(Figure content listings)

━━━━━━━━━━━━━━━━━━━━

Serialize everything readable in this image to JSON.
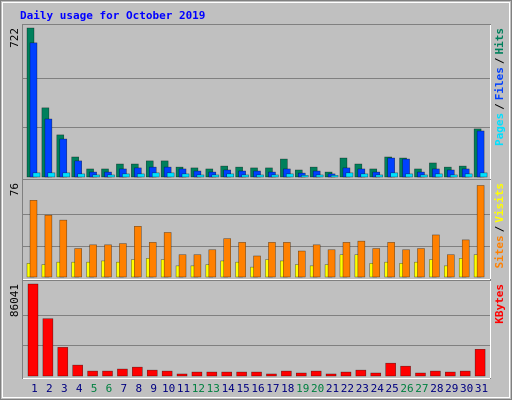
{
  "chart_data": [
    {
      "type": "bar",
      "title": "Daily usage for October 2019",
      "ylim": [
        0,
        722
      ],
      "yticks": [
        722
      ],
      "grid": true,
      "series": [
        {
          "name": "Hits",
          "color": "#00805c",
          "values": [
            722,
            335,
            204,
            97,
            39,
            39,
            63,
            63,
            78,
            78,
            48,
            44,
            39,
            53,
            48,
            44,
            44,
            87,
            34,
            48,
            24,
            92,
            63,
            39,
            97,
            92,
            39,
            68,
            48,
            53,
            233
          ]
        },
        {
          "name": "Files",
          "color": "#0040ff",
          "values": [
            650,
            281,
            184,
            78,
            24,
            24,
            39,
            44,
            48,
            48,
            39,
            29,
            24,
            34,
            29,
            29,
            24,
            39,
            19,
            29,
            15,
            44,
            39,
            24,
            92,
            87,
            24,
            39,
            34,
            39,
            223
          ]
        },
        {
          "name": "Pages",
          "color": "#00e0ff",
          "values": [
            20,
            20,
            20,
            15,
            10,
            10,
            15,
            15,
            20,
            20,
            15,
            10,
            10,
            15,
            10,
            10,
            10,
            15,
            8,
            10,
            8,
            20,
            15,
            10,
            20,
            15,
            10,
            15,
            10,
            15,
            20
          ]
        }
      ]
    },
    {
      "type": "bar",
      "ylim": [
        0,
        76
      ],
      "yticks": [
        76
      ],
      "grid": true,
      "series": [
        {
          "name": "Visits",
          "color": "#ffff00",
          "values": [
            11,
            10,
            12,
            12,
            12,
            13,
            12,
            14,
            15,
            14,
            9,
            9,
            10,
            13,
            12,
            8,
            14,
            13,
            10,
            9,
            10,
            18,
            18,
            11,
            12,
            11,
            12,
            14,
            9,
            15,
            18
          ]
        },
        {
          "name": "Sites",
          "color": "#ff8000",
          "values": [
            62,
            50,
            46,
            23,
            26,
            26,
            27,
            41,
            28,
            36,
            18,
            18,
            22,
            31,
            28,
            17,
            28,
            28,
            21,
            26,
            22,
            28,
            29,
            23,
            28,
            22,
            23,
            34,
            18,
            30,
            74
          ]
        }
      ]
    },
    {
      "type": "bar",
      "ylim": [
        0,
        86041
      ],
      "yticks": [
        86041
      ],
      "grid": true,
      "categories": [
        "1",
        "2",
        "3",
        "4",
        "5",
        "6",
        "7",
        "8",
        "9",
        "10",
        "11",
        "12",
        "13",
        "14",
        "15",
        "16",
        "17",
        "18",
        "19",
        "20",
        "21",
        "22",
        "23",
        "24",
        "25",
        "26",
        "27",
        "28",
        "29",
        "30",
        "31"
      ],
      "category_colors": [
        "#000080",
        "#000080",
        "#000080",
        "#000080",
        "#008040",
        "#008040",
        "#000080",
        "#000080",
        "#000080",
        "#000080",
        "#000080",
        "#008040",
        "#008040",
        "#000080",
        "#000080",
        "#000080",
        "#000080",
        "#000080",
        "#008040",
        "#008040",
        "#000080",
        "#000080",
        "#000080",
        "#000080",
        "#000080",
        "#008040",
        "#008040",
        "#000080",
        "#000080",
        "#000080",
        "#000080"
      ],
      "series": [
        {
          "name": "KBytes",
          "color": "#ff0000",
          "values": [
            86041,
            53600,
            26800,
            10200,
            4600,
            4600,
            6500,
            8300,
            5500,
            4600,
            1900,
            3700,
            3700,
            3700,
            3700,
            3700,
            1900,
            4600,
            2800,
            4600,
            1900,
            3700,
            5500,
            2800,
            12000,
            9200,
            2800,
            4600,
            3700,
            4600,
            25000
          ]
        }
      ]
    }
  ],
  "legend_separator": "/"
}
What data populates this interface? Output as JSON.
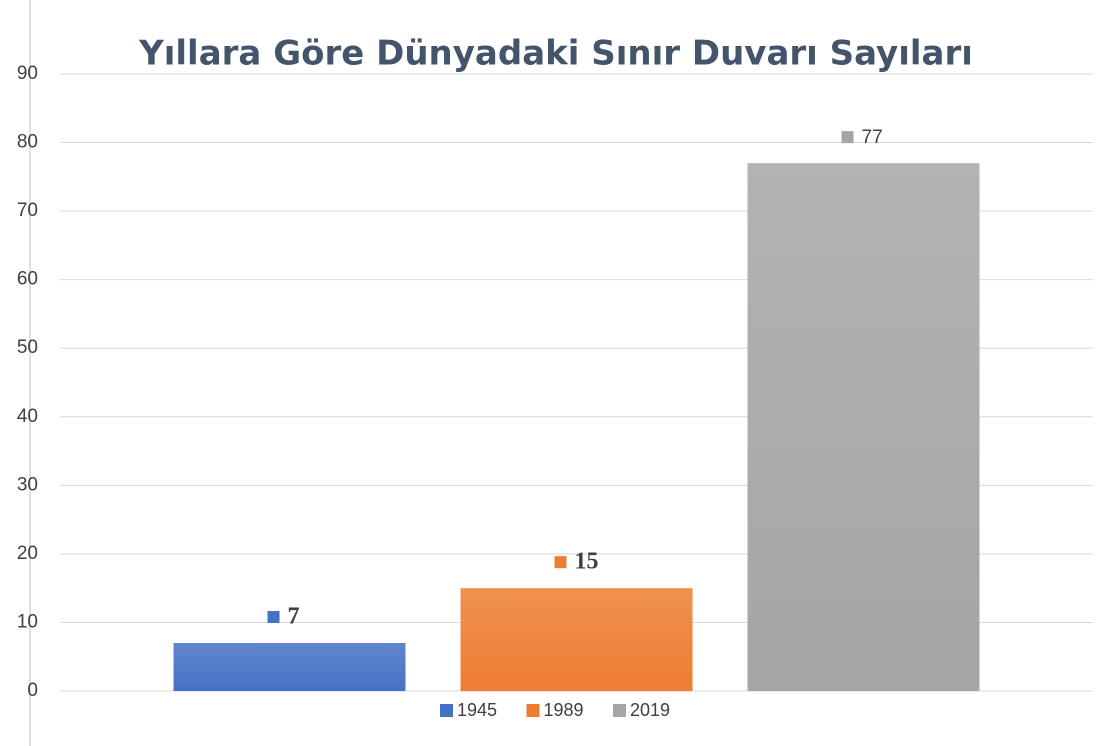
{
  "chart_data": {
    "type": "bar",
    "title": "Yıllara Göre Dünyadaki Sınır Duvarı Sayıları",
    "categories": [
      null
    ],
    "series": [
      {
        "name": "1945",
        "color": "#4472c4",
        "values": [
          7
        ]
      },
      {
        "name": "1989",
        "color": "#ed7d31",
        "values": [
          15
        ]
      },
      {
        "name": "2019",
        "color": "#a5a5a5",
        "values": [
          77
        ]
      }
    ],
    "ylim": [
      0,
      90
    ],
    "yticks": [
      0,
      10,
      20,
      30,
      40,
      50,
      60,
      70,
      80,
      90
    ],
    "grid": true,
    "legend": "bottom",
    "data_labels": true
  }
}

━━━━━━━━━━━━━━━━━━━━

◆ Required work ◆
Starting with the line that holds "What data populates", retype each line through the last one in the listing above, exactly as written. Do not copy any pictures.

◆ Answer to this problem ◆
What data populates this interface? Output as JSON.
{
  "chart_data": {
    "type": "bar",
    "title": "Yıllara Göre Dünyadaki Sınır Duvarı Sayıları",
    "categories": [
      null
    ],
    "series": [
      {
        "name": "1945",
        "color": "#4472c4",
        "values": [
          7
        ]
      },
      {
        "name": "1989",
        "color": "#ed7d31",
        "values": [
          15
        ]
      },
      {
        "name": "2019",
        "color": "#a5a5a5",
        "values": [
          77
        ]
      }
    ],
    "ylim": [
      0,
      90
    ],
    "yticks": [
      0,
      10,
      20,
      30,
      40,
      50,
      60,
      70,
      80,
      90
    ],
    "grid": true,
    "legend": "bottom",
    "data_labels": true
  }
}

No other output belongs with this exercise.